* _Stated goal_: Review the material and extract every line in which the word "that" occurs.

Records from a data source:
....

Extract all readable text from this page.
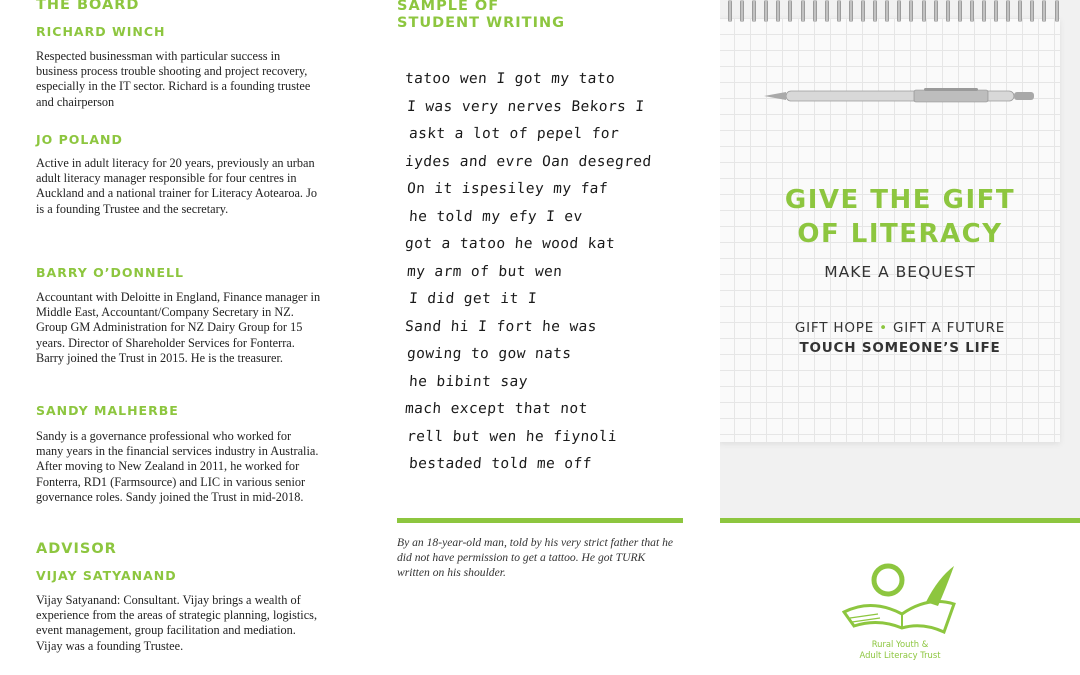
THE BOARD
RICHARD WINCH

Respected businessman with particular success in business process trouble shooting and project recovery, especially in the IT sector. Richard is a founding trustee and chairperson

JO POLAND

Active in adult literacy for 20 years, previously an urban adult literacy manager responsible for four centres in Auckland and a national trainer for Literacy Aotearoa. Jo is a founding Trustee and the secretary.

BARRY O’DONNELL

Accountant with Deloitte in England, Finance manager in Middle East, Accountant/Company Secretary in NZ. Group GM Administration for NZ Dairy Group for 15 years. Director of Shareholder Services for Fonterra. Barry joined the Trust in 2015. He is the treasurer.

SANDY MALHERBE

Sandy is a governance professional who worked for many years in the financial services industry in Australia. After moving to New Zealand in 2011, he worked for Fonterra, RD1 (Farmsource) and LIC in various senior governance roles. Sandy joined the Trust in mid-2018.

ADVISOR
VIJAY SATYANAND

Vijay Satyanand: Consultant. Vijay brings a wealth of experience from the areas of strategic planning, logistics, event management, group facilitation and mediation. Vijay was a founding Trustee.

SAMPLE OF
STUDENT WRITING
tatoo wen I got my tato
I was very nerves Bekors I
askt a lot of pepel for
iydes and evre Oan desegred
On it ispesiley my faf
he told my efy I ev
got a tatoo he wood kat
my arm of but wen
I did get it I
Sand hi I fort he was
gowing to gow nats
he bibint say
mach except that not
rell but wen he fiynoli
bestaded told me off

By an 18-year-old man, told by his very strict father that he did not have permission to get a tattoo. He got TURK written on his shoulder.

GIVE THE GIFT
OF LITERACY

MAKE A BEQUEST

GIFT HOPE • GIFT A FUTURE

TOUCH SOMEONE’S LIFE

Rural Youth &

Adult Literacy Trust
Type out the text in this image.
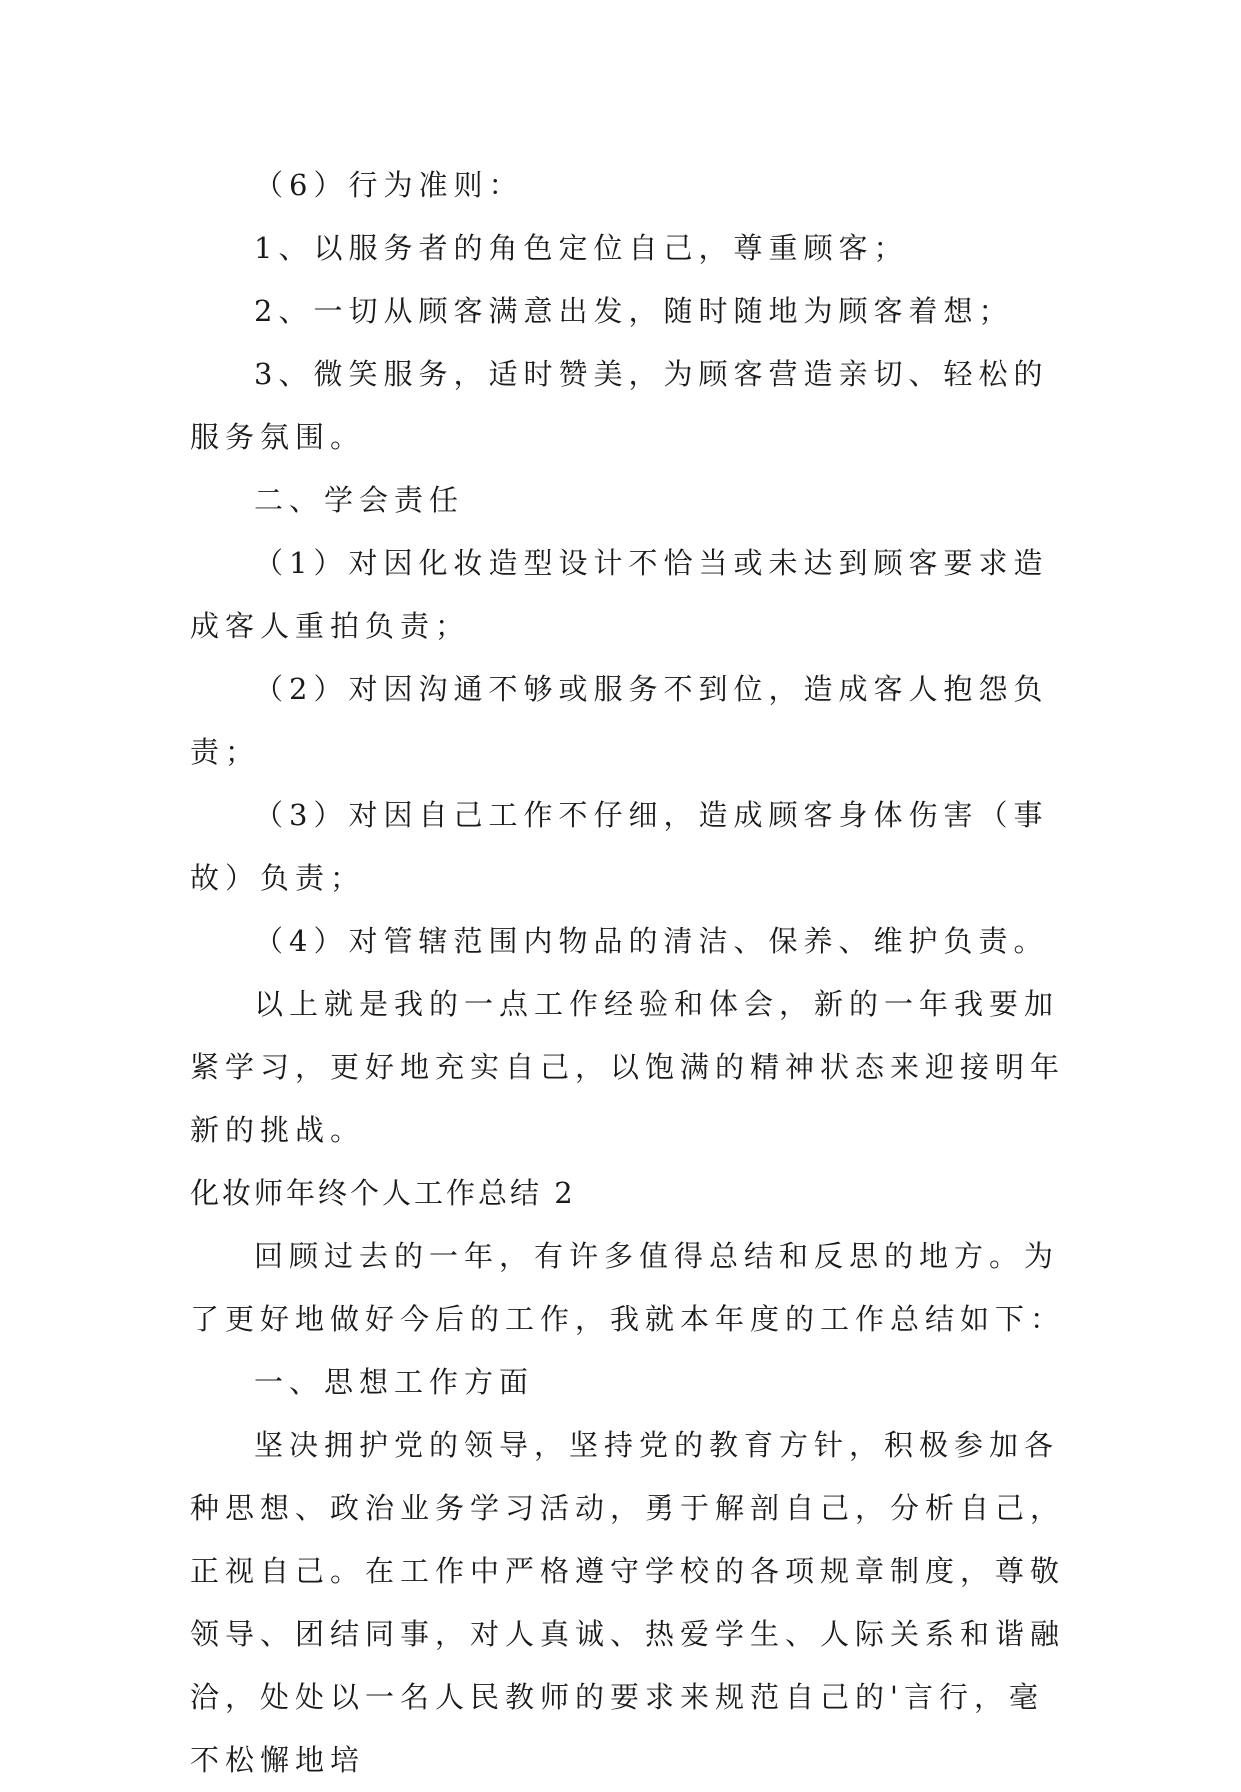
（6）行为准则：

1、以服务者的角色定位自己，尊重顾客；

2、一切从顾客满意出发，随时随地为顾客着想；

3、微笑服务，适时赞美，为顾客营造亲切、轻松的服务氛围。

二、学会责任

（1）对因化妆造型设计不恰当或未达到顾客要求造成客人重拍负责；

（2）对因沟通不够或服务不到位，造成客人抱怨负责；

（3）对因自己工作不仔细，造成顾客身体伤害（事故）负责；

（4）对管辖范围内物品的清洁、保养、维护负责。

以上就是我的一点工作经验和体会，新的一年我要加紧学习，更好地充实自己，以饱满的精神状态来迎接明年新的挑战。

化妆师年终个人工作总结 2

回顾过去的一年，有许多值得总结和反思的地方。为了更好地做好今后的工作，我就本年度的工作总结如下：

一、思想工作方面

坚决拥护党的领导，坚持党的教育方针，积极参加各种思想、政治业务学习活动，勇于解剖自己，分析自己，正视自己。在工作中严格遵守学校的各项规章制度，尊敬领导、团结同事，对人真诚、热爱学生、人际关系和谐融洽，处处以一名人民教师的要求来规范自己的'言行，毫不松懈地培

....

* _Answer for the task_:
mach except that not
By an 18-year-old man, told by his very strict father that he did not have permission to get a tattoo. He got TURK written on his shoulder.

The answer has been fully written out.